(Extracted records)
○ ○ ○
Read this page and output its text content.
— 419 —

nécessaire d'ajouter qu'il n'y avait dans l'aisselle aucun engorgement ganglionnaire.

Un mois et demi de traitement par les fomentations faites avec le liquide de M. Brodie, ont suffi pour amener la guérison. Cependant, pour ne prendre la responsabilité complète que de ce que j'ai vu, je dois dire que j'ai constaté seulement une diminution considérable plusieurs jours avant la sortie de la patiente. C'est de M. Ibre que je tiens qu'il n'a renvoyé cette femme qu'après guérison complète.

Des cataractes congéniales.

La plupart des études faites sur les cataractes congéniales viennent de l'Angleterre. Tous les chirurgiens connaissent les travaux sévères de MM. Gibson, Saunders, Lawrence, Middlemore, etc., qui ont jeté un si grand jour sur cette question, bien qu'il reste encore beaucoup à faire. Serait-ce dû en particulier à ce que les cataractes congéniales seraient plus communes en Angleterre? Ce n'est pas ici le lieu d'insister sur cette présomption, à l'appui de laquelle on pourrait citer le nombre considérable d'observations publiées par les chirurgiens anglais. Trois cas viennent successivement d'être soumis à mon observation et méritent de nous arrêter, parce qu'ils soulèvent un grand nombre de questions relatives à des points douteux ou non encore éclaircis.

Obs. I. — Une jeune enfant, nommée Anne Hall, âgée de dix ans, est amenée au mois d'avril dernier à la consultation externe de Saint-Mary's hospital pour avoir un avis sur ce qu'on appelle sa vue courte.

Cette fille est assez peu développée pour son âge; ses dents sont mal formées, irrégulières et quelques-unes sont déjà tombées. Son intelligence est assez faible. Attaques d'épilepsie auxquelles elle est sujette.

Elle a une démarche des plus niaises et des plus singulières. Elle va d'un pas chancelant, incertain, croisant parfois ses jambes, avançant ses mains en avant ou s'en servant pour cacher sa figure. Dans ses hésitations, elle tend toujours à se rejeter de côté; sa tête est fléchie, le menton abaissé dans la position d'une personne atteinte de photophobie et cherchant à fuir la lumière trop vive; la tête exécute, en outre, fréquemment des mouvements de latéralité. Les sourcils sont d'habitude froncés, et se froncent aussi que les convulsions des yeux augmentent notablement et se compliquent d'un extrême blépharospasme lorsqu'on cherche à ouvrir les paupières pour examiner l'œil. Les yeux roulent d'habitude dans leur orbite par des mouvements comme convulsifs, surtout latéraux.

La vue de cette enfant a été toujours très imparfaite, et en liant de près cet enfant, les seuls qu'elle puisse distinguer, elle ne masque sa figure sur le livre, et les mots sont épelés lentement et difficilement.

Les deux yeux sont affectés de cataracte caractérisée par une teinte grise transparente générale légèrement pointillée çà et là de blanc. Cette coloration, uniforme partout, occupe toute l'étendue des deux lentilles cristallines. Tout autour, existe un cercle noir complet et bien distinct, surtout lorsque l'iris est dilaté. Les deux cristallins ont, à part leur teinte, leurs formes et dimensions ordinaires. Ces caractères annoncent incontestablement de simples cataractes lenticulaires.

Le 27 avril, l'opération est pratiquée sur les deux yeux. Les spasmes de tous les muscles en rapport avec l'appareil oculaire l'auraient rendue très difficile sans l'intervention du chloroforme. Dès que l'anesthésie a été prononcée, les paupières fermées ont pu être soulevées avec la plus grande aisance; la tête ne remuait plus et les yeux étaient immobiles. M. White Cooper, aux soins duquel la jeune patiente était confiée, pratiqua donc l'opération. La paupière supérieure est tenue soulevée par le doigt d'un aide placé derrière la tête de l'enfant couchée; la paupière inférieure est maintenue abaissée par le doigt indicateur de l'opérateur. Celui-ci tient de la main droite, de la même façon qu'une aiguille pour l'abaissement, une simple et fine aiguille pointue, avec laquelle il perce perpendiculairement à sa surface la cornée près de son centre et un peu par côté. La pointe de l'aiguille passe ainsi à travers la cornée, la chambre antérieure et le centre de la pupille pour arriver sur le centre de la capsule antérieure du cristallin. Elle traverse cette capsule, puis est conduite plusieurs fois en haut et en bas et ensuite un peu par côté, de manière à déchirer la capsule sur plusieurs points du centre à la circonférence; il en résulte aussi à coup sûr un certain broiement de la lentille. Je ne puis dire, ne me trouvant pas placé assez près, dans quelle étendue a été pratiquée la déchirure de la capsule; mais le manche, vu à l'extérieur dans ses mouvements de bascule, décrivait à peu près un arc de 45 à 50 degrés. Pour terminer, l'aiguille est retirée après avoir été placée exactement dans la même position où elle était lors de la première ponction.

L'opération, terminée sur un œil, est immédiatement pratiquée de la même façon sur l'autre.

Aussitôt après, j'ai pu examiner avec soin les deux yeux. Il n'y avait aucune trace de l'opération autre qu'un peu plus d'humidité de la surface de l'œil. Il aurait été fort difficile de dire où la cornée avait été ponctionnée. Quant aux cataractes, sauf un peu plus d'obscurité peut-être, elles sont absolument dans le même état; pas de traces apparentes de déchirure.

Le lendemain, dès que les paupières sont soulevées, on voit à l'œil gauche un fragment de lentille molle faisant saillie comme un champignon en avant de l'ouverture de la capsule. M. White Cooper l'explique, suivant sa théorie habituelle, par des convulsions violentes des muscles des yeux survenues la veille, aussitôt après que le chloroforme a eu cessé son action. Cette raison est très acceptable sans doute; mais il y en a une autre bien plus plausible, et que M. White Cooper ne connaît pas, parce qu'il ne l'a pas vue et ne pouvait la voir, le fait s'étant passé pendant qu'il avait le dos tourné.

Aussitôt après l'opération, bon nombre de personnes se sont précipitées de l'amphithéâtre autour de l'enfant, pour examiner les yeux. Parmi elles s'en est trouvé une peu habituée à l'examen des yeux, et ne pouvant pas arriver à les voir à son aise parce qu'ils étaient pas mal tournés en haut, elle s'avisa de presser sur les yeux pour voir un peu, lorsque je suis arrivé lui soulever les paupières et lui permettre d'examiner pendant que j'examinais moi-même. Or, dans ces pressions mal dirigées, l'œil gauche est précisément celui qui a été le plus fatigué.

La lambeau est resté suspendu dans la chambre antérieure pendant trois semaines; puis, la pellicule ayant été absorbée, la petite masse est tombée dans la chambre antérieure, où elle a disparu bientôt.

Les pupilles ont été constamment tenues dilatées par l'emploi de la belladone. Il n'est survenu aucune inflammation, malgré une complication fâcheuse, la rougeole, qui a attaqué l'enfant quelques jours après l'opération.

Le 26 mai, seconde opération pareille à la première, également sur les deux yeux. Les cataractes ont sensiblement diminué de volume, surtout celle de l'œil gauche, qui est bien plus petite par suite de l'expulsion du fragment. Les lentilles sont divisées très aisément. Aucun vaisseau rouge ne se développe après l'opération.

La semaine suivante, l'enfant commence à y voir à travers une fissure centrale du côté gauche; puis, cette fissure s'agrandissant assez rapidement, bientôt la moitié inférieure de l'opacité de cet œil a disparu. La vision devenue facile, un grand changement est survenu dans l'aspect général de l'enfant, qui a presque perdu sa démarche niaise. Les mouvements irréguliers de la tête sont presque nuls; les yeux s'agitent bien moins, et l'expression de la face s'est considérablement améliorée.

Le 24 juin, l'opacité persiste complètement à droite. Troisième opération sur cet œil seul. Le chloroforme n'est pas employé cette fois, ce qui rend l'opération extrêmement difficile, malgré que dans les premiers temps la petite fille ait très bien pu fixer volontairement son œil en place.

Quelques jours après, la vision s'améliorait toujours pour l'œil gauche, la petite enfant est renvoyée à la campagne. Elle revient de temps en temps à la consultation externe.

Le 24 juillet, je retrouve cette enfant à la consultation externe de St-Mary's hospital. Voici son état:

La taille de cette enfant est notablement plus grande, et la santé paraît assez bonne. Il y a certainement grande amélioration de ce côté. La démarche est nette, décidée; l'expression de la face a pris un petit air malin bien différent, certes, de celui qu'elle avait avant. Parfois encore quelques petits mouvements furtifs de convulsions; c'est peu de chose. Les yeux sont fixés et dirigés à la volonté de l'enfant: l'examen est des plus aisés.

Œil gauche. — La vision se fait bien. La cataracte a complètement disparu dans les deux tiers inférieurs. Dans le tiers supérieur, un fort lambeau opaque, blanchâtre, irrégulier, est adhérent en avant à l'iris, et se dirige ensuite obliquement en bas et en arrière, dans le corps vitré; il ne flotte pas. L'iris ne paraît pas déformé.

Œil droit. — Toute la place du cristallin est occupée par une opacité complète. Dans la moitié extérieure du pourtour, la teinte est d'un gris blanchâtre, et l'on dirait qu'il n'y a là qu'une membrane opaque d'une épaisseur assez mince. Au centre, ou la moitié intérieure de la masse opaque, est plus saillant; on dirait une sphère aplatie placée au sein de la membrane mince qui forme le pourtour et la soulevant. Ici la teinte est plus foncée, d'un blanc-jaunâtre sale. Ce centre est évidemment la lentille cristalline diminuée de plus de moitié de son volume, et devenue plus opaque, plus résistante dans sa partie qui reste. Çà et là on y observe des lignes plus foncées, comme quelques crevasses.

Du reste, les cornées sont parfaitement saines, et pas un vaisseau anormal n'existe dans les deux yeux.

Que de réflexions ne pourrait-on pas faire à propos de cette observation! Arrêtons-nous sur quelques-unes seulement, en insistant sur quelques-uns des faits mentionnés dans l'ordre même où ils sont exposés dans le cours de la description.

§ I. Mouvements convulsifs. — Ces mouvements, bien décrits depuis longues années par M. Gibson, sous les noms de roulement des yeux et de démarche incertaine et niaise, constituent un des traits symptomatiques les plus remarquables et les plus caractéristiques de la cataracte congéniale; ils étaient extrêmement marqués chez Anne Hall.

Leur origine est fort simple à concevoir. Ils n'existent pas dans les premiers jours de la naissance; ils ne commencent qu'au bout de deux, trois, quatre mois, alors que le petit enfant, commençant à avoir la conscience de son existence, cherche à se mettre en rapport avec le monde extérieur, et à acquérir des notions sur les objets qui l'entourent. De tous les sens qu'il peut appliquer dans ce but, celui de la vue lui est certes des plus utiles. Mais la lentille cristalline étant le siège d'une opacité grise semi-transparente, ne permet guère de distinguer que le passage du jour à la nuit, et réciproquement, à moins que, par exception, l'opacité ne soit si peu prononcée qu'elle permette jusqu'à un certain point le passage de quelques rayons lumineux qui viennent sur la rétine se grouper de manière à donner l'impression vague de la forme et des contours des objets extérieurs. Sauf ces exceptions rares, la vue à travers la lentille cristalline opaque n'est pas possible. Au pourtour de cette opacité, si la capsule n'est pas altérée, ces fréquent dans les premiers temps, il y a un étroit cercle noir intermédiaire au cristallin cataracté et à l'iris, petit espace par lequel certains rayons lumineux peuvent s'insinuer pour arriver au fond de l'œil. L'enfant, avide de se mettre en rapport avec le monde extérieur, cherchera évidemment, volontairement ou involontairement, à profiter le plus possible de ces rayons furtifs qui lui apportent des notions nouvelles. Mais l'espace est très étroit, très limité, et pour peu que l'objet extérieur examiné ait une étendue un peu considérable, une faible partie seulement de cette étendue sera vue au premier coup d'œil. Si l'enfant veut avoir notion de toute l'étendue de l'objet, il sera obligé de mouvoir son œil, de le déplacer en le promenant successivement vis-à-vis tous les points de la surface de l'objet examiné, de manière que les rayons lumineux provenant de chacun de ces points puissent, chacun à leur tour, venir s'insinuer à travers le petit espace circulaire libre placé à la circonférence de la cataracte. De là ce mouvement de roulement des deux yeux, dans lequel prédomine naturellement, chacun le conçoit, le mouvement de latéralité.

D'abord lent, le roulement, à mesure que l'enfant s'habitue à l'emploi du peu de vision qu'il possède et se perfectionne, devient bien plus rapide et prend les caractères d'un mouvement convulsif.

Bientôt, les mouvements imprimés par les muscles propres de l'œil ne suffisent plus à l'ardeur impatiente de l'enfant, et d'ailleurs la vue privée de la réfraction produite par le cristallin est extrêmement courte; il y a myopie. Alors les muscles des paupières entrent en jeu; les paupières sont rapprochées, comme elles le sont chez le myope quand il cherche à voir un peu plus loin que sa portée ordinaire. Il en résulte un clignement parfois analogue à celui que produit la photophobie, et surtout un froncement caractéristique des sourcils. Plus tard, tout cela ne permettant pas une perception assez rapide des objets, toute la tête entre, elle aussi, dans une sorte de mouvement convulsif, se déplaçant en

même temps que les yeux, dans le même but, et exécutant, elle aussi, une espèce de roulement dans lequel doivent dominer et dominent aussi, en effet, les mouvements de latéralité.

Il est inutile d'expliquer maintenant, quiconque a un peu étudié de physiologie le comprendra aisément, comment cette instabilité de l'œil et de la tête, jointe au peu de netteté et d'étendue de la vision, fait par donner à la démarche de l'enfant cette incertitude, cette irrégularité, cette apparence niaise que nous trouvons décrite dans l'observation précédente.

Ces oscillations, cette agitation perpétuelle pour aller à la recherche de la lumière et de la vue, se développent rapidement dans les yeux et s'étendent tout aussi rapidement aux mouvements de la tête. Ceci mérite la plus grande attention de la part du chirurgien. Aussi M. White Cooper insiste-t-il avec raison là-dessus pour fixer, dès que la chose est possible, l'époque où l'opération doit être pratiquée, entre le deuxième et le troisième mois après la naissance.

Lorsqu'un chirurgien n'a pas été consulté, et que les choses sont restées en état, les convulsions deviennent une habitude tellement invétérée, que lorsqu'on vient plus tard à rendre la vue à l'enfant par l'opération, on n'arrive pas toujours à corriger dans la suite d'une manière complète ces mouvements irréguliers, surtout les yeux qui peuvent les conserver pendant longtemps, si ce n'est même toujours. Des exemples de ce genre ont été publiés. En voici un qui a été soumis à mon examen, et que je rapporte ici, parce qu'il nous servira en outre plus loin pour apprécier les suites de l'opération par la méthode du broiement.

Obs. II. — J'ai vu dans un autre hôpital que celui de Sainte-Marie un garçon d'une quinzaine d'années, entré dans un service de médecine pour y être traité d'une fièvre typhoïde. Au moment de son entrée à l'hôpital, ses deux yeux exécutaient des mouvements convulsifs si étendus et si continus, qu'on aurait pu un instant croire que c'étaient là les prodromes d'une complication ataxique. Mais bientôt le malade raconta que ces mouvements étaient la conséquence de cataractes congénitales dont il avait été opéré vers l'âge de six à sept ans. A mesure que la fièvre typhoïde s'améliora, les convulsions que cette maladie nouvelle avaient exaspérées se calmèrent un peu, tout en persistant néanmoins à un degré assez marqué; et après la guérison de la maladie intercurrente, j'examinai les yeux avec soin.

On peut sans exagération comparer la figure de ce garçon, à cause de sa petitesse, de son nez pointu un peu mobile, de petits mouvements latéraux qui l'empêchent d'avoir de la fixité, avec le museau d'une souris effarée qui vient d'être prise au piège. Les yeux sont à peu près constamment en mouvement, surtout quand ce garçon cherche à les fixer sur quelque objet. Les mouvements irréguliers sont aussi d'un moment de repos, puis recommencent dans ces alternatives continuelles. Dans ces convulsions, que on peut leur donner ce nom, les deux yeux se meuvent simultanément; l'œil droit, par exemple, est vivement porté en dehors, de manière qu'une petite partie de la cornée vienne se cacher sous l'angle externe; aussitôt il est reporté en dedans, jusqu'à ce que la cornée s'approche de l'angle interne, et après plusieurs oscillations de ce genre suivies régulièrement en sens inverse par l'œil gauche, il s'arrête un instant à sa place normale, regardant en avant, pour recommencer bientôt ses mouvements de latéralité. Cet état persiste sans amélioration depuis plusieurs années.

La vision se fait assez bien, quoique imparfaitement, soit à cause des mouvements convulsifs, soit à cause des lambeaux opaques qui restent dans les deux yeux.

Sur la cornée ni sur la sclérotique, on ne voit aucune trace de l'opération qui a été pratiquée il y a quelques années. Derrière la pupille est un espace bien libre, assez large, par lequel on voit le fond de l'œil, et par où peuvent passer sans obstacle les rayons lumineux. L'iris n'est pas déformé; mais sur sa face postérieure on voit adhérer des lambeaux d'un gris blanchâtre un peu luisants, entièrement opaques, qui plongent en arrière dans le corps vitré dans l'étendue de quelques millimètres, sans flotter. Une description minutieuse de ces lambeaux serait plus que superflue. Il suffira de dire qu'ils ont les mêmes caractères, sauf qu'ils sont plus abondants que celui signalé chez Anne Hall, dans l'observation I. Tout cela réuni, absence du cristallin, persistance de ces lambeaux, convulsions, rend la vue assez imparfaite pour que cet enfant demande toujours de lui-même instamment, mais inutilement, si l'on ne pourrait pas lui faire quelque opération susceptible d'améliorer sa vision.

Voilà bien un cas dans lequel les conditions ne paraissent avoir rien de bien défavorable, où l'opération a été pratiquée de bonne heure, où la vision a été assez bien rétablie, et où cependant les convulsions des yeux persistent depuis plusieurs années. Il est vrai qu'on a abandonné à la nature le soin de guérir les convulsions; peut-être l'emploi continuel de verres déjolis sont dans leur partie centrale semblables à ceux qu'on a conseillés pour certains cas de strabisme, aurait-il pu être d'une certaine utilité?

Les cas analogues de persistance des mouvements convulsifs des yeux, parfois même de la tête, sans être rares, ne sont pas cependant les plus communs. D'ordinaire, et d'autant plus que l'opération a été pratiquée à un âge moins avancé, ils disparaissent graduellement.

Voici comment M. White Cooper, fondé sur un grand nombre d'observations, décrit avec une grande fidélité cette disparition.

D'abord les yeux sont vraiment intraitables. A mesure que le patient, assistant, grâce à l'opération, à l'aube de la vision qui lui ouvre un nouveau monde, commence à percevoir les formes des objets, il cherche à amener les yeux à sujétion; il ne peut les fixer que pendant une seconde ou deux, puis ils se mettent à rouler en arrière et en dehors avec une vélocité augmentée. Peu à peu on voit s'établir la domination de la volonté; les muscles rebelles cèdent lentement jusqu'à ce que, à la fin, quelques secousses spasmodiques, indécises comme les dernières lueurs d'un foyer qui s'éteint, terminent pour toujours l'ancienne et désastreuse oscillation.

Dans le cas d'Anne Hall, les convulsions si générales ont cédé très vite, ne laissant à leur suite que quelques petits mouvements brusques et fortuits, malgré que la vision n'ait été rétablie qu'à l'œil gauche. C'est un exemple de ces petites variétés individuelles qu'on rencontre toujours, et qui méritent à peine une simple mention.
○ ○ ○
# OBJECTIVE
Copy out each line of the records that holds the string "vaisseau".

# CORRECT RESPONSE
Le 26 mai, seconde opération pareille à la première, également sur les deux yeux. Les cataractes ont sensiblement diminué de volume, surtout celle de l'œil gauche, qui est bien plus petite par suite de l'expulsion du fragment. Les lentilles sont divisées très aisément. Aucun vaisseau rouge ne se développe après l'opération.
Du reste, les cornées sont parfaitement saines, et pas un vaisseau anormal n'existe dans les deux yeux.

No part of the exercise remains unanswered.